Extract every line where the string "договора" appears.
---
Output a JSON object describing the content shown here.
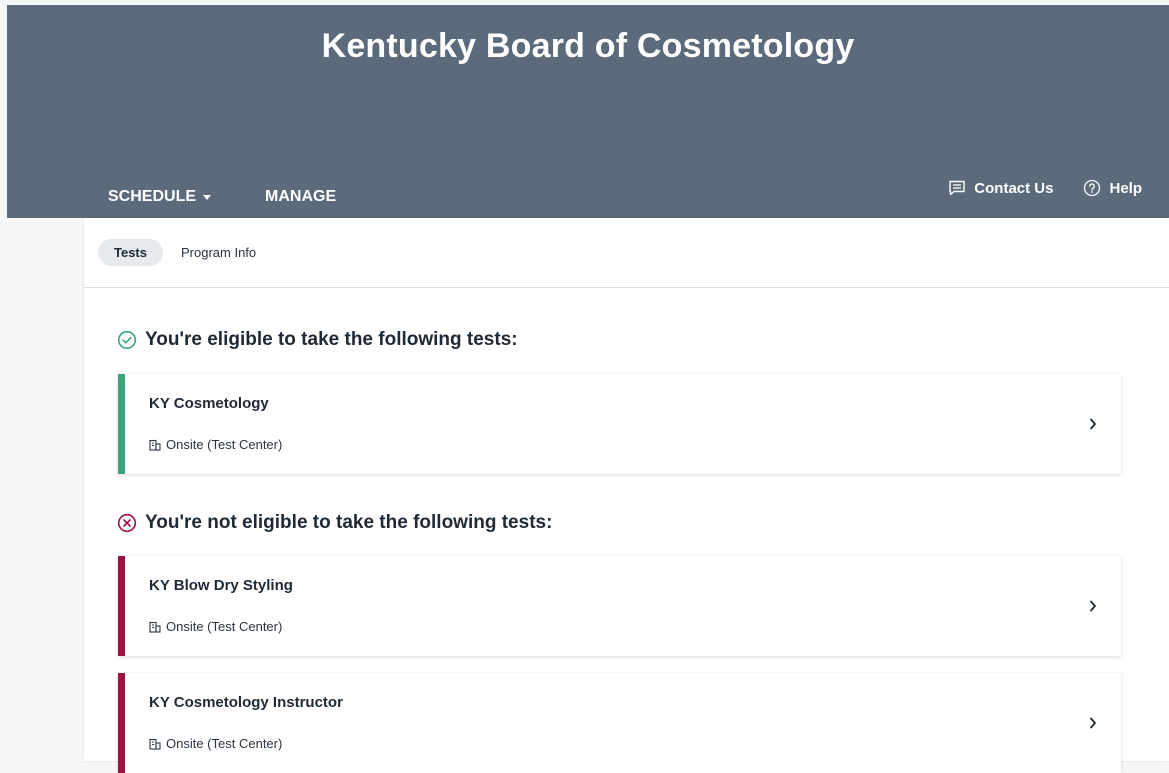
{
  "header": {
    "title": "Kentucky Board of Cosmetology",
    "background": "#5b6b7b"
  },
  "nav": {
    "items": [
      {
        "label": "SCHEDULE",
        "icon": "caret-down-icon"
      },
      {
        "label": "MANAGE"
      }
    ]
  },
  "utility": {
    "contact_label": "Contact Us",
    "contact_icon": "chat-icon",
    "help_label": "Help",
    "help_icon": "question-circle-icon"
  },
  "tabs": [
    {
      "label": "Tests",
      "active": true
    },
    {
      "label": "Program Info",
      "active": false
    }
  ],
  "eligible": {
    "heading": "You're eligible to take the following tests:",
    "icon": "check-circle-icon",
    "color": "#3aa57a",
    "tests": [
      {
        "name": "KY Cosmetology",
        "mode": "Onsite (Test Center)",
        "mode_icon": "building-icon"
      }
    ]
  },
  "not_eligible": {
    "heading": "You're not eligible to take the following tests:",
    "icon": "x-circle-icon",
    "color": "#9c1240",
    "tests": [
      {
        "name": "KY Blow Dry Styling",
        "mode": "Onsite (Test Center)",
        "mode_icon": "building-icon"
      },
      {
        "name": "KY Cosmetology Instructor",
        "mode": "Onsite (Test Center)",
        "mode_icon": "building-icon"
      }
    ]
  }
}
---
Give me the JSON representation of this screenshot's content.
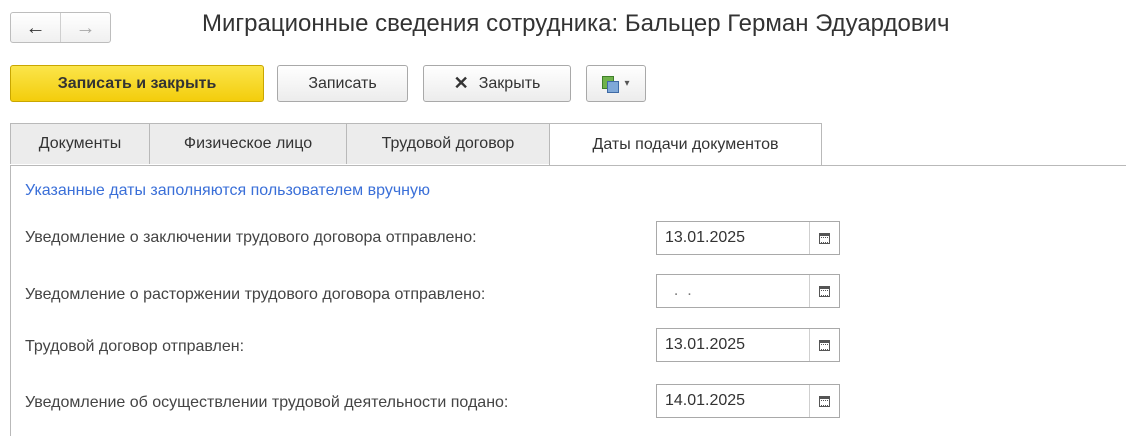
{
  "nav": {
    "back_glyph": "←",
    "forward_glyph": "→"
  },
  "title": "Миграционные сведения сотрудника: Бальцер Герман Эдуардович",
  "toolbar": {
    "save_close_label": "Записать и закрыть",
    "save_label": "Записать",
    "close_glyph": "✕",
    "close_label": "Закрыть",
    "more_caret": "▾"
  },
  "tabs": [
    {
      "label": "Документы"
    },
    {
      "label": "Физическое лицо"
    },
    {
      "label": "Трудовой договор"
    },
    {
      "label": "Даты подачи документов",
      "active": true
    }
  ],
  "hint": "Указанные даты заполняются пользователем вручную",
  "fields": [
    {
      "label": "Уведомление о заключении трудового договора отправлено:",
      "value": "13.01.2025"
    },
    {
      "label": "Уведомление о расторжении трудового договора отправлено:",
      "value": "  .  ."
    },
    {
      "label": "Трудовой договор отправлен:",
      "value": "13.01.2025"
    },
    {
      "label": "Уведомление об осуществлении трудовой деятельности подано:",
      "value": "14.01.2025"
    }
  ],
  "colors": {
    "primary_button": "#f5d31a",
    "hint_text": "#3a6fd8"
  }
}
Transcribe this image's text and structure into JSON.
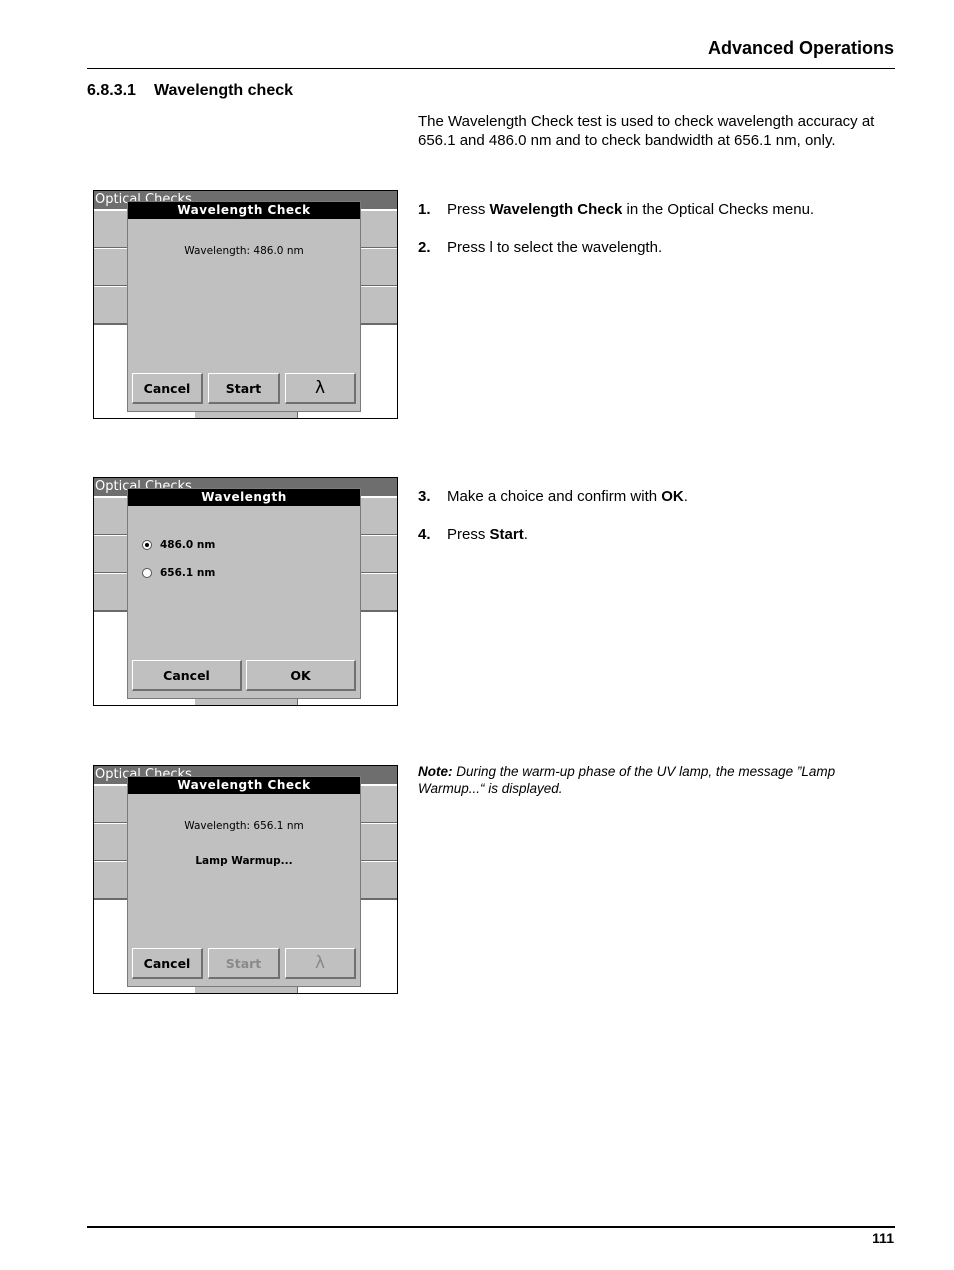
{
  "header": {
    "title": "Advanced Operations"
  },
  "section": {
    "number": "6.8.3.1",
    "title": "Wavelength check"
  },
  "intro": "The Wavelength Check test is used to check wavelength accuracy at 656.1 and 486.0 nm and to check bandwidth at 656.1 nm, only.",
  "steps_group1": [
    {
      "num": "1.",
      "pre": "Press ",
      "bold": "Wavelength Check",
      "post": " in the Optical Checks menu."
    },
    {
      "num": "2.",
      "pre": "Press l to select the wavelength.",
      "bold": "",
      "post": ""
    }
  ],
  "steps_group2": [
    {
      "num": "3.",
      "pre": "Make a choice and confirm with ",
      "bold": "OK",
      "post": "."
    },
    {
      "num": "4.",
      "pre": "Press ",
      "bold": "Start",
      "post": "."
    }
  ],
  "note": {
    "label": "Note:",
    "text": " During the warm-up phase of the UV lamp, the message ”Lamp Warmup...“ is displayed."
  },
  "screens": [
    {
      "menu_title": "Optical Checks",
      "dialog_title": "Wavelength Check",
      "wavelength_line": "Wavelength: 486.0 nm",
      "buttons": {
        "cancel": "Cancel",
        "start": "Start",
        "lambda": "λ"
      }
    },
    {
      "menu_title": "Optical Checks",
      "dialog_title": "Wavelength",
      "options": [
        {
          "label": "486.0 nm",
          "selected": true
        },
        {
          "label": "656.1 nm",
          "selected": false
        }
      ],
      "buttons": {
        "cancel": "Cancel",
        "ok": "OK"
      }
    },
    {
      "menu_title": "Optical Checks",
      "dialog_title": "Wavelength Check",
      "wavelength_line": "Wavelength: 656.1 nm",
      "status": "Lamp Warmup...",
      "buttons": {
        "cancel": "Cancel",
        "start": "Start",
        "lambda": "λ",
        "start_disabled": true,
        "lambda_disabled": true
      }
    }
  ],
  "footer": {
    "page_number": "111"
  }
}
---
Result for this exercise:
      "label": "Уведомление о заключении трудового договора отправлено:",
      "label": "Уведомление о расторжении трудового договора отправлено:",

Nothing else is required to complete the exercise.